■ **Written request**:
Count how many lines below include the string "éberthiennes", and give that number without anything else.

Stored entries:
::::::::::
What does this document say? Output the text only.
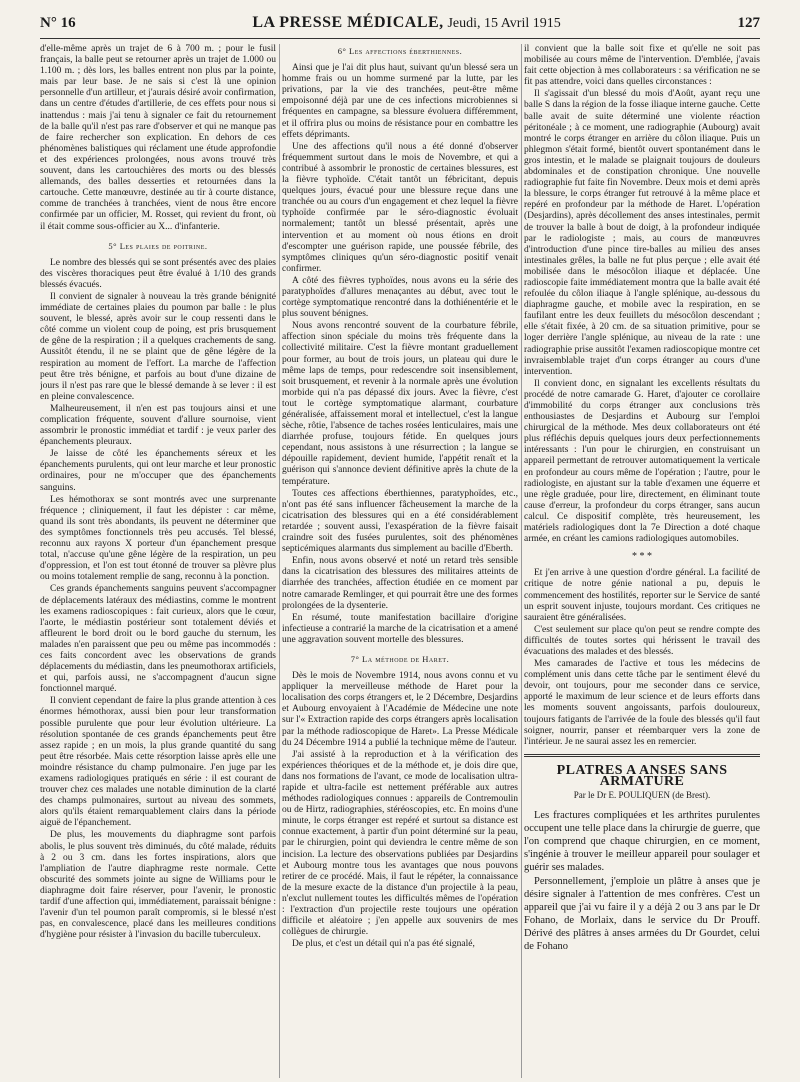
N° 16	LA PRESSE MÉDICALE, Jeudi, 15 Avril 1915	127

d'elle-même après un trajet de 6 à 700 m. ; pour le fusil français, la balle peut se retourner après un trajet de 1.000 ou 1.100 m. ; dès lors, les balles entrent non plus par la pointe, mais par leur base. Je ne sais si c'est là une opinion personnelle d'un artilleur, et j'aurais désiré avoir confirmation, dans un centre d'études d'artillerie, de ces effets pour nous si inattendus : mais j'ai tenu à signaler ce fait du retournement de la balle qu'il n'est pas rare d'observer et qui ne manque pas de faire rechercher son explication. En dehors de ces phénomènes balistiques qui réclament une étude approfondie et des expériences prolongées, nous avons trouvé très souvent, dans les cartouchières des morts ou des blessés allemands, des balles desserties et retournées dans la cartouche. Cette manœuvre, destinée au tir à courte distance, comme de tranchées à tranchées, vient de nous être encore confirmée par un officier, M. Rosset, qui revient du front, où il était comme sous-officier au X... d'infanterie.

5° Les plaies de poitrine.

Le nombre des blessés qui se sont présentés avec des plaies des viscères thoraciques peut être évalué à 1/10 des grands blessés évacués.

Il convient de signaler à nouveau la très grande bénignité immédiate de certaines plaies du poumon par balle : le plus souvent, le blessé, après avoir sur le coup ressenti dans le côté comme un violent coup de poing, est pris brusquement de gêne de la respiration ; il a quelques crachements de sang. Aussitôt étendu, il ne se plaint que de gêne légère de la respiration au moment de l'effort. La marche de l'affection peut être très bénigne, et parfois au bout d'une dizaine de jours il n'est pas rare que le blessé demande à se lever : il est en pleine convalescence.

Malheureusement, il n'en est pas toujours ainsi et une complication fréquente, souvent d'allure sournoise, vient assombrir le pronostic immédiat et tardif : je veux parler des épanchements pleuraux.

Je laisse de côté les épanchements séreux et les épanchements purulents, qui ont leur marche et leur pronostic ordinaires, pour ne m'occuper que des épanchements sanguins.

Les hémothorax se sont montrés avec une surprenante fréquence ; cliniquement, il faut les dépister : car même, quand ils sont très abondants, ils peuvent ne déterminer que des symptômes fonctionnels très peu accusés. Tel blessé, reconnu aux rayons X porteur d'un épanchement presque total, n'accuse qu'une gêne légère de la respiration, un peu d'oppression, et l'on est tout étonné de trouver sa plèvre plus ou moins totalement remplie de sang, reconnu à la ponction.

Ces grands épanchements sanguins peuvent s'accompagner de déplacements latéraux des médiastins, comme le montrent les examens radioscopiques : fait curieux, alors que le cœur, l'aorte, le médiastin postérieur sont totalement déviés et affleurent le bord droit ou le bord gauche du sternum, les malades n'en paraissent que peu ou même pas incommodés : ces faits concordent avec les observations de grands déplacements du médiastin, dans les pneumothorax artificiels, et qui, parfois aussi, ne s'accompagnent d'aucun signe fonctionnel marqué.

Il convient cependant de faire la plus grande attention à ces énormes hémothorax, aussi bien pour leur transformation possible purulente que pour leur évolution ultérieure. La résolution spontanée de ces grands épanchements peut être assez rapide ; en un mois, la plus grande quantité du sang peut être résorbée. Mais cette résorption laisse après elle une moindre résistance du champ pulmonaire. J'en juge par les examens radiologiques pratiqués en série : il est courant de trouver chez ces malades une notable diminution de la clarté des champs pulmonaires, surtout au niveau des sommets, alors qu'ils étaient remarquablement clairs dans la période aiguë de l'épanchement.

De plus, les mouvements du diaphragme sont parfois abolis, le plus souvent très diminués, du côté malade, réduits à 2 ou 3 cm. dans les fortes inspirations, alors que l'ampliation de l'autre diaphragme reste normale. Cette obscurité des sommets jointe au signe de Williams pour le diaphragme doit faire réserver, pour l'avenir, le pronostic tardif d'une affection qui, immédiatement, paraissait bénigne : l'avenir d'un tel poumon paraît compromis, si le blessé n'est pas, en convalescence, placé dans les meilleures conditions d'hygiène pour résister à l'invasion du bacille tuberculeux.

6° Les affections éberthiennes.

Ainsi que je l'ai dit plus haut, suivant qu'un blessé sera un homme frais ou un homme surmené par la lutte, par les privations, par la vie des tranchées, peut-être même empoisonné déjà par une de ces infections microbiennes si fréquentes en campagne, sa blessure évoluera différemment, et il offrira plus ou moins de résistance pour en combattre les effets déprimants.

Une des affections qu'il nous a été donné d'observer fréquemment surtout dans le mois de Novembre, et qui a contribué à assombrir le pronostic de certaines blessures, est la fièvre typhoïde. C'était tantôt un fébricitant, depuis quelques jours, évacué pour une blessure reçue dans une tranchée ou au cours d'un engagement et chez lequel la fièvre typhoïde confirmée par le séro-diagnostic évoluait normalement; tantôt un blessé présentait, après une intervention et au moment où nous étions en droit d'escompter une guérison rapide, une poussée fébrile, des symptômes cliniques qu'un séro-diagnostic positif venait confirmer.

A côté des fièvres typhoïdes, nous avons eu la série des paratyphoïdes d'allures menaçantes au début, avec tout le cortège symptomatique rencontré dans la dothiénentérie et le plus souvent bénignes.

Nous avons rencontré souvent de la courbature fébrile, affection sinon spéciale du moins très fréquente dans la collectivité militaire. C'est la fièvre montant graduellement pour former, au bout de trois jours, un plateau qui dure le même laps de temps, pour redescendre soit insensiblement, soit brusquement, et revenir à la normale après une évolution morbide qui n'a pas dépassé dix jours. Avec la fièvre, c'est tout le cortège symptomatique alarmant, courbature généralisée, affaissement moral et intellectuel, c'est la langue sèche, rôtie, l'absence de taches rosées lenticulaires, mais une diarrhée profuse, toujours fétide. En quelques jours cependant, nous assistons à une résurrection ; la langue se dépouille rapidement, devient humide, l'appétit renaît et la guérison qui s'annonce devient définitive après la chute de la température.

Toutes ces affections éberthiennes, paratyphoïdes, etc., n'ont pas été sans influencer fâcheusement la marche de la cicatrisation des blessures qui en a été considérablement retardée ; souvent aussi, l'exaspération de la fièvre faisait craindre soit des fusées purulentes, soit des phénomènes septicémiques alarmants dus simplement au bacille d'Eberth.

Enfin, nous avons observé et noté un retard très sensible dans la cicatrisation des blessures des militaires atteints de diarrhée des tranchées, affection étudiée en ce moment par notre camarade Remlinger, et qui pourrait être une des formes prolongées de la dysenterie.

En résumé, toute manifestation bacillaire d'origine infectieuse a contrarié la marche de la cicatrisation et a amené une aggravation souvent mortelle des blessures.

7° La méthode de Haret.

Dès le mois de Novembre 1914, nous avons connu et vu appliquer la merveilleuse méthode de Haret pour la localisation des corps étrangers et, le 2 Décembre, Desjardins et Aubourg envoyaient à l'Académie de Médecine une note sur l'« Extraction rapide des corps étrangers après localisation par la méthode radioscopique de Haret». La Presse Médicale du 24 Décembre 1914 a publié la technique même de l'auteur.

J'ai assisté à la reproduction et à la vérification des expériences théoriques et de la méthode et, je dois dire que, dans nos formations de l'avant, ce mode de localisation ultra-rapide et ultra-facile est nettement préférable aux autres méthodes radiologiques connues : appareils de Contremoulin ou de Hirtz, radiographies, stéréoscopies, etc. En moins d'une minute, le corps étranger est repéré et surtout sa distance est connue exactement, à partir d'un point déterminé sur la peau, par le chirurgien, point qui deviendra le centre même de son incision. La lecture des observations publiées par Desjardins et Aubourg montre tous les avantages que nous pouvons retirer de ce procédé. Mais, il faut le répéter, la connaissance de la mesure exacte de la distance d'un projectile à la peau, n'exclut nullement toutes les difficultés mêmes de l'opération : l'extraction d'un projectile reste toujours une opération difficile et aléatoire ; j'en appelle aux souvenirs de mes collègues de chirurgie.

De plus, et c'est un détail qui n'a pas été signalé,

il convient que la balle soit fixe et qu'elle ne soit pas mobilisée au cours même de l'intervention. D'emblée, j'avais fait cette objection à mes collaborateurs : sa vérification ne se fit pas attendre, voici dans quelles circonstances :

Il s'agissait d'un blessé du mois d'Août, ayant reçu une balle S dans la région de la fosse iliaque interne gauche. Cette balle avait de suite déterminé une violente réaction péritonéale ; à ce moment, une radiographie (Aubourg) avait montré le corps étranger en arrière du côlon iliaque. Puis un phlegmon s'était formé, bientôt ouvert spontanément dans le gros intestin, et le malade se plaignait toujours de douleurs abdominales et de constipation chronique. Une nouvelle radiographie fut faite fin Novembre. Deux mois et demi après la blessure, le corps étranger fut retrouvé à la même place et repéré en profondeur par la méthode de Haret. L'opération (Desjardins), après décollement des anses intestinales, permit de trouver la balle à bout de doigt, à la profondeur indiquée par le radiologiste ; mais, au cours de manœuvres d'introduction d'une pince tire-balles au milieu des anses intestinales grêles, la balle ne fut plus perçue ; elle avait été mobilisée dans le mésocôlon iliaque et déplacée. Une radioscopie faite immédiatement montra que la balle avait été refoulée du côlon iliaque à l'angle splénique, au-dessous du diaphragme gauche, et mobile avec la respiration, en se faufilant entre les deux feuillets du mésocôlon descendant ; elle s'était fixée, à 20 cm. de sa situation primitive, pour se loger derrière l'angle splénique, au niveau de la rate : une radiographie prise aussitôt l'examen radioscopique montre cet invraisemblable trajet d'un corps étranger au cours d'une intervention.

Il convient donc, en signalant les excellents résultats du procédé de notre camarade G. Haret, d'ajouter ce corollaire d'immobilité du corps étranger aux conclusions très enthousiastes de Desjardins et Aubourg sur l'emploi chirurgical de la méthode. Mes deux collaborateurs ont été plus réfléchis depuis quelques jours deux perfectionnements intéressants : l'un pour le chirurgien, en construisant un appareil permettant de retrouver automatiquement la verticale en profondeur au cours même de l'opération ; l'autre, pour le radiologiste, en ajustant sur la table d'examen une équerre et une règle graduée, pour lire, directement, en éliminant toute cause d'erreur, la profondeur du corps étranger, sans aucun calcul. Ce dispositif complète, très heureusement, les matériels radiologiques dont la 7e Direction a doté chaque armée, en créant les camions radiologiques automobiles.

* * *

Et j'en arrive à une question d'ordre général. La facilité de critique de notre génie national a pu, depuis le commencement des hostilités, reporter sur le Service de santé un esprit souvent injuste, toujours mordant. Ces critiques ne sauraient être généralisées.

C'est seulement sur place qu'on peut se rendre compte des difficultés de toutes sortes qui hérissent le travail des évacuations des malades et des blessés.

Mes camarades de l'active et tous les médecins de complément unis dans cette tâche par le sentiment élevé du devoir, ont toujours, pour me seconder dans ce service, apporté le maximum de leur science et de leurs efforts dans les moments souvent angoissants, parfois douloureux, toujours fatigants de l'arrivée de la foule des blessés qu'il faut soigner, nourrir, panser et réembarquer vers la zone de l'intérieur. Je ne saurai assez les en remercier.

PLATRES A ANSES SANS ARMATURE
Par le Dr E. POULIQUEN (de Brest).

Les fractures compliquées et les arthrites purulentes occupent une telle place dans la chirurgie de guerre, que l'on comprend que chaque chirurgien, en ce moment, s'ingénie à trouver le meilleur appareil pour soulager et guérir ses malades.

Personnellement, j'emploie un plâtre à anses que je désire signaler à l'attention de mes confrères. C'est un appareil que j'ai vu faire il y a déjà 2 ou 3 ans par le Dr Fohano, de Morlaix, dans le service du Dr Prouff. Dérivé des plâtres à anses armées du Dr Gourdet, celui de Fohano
::::::::::
■ **Result**:
2